What to produce - Copy each line with the word "Mediterranean" in it.

[START OF Stored data]

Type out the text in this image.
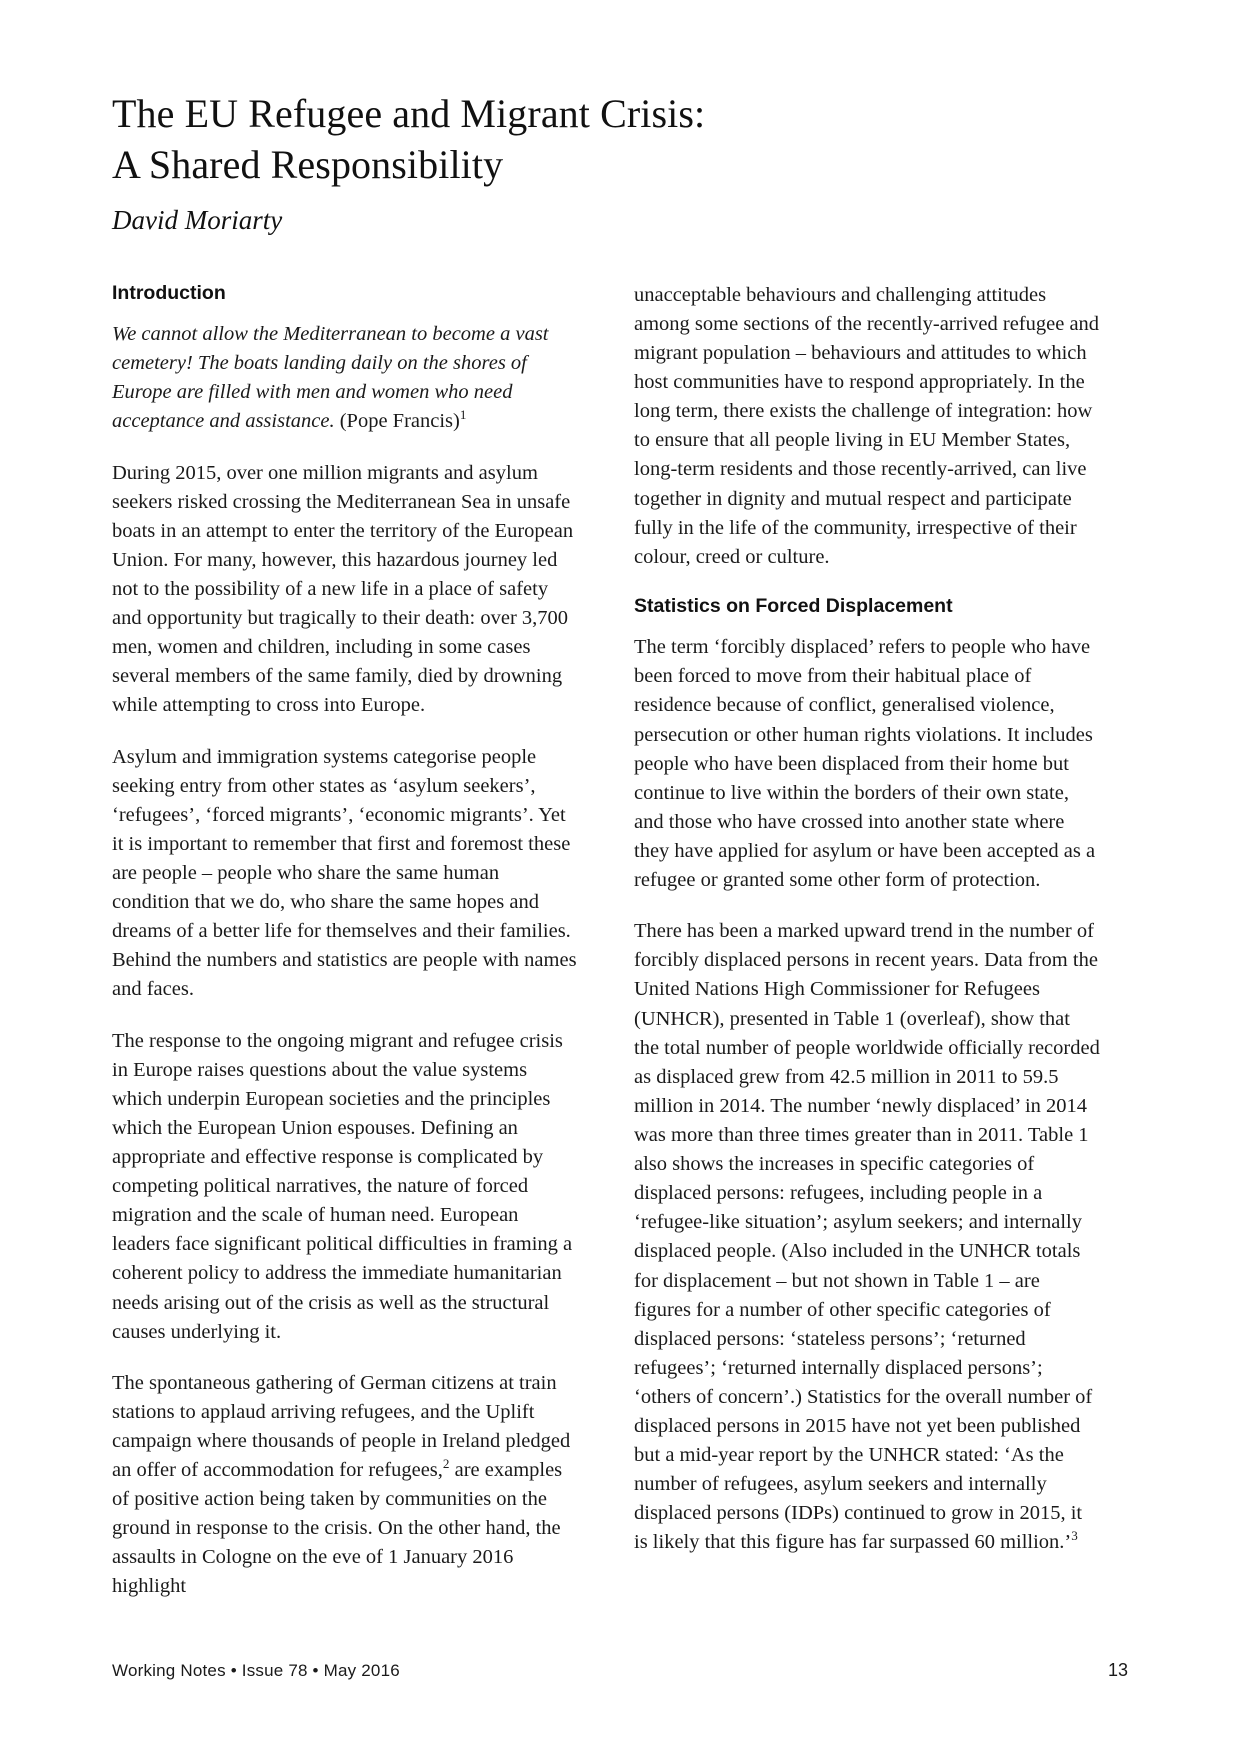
The EU Refugee and Migrant Crisis:
A Shared Responsibility
David Moriarty
Introduction

We cannot allow the Mediterranean to become a vast cemetery! The boats landing daily on the shores of Europe are filled with men and women who need acceptance and assistance. (Pope Francis)$^1$

During 2015, over one million migrants and asylum seekers risked crossing the Mediterranean Sea in unsafe boats in an attempt to enter the territory of the European Union. For many, however, this hazardous journey led not to the possibility of a new life in a place of safety and opportunity but tragically to their death: over 3,700 men, women and children, including in some cases several members of the same family, died by drowning while attempting to cross into Europe.

Asylum and immigration systems categorise people seeking entry from other states as ‘asylum seekers’, ‘refugees’, ‘forced migrants’, ‘economic migrants’. Yet it is important to remember that first and foremost these are people – people who share the same human condition that we do, who share the same hopes and dreams of a better life for themselves and their families. Behind the numbers and statistics are people with names and faces.

The response to the ongoing migrant and refugee crisis in Europe raises questions about the value systems which underpin European societies and the principles which the European Union espouses. Defining an appropriate and effective response is complicated by competing political narratives, the nature of forced migration and the scale of human need. European leaders face significant political difficulties in framing a coherent policy to address the immediate humanitarian needs arising out of the crisis as well as the structural causes underlying it.

The spontaneous gathering of German citizens at train stations to applaud arriving refugees, and the Uplift campaign where thousands of people in Ireland pledged an offer of accommodation for refugees,$^2$ are examples of positive action being taken by communities on the ground in response to the crisis. On the other hand, the assaults in Cologne on the eve of 1 January 2016 highlight

unacceptable behaviours and challenging attitudes among some sections of the recently-arrived refugee and migrant population – behaviours and attitudes to which host communities have to respond appropriately. In the long term, there exists the challenge of integration: how to ensure that all people living in EU Member States, long-term residents and those recently-arrived, can live together in dignity and mutual respect and participate fully in the life of the community, irrespective of their colour, creed or culture.

Statistics on Forced Displacement

The term ‘forcibly displaced’ refers to people who have been forced to move from their habitual place of residence because of conflict, generalised violence, persecution or other human rights violations. It includes people who have been displaced from their home but continue to live within the borders of their own state, and those who have crossed into another state where they have applied for asylum or have been accepted as a refugee or granted some other form of protection.

There has been a marked upward trend in the number of forcibly displaced persons in recent years. Data from the United Nations High Commissioner for Refugees (UNHCR), presented in Table 1 (overleaf), show that the total number of people worldwide officially recorded as displaced grew from 42.5 million in 2011 to 59.5 million in 2014. The number ‘newly displaced’ in 2014 was more than three times greater than in 2011. Table 1 also shows the increases in specific categories of displaced persons: refugees, including people in a ‘refugee-like situation’; asylum seekers; and internally displaced people. (Also included in the UNHCR totals for displacement – but not shown in Table 1 – are figures for a number of other specific categories of displaced persons: ‘stateless persons’; ‘returned refugees’; ‘returned internally displaced persons’; ‘others of concern’.) Statistics for the overall number of displaced persons in 2015 have not yet been published but a mid-year report by the UNHCR stated: ‘As the number of refugees, asylum seekers and internally displaced persons (IDPs) continued to grow in 2015, it is likely that this figure has far surpassed 60 million.’$^3$

Working Notes • Issue 78 • May 2016	13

[END OF Stored data]

Solved problem -
We cannot allow the Mediterranean to become a vast cemetery! The boats landing daily on the shores of Europe are filled with men and women who need acceptance and assistance. (Pope Francis)$^1$
During 2015, over one million migrants and asylum seekers risked crossing the Mediterranean Sea in unsafe boats in an attempt to enter the territory of the European Union. For many, however, this hazardous journey led not to the possibility of a new life in a place of safety and opportunity but tragically to their death: over 3,700 men, women and children, including in some cases several members of the same family, died by drowning while attempting to cross into Europe.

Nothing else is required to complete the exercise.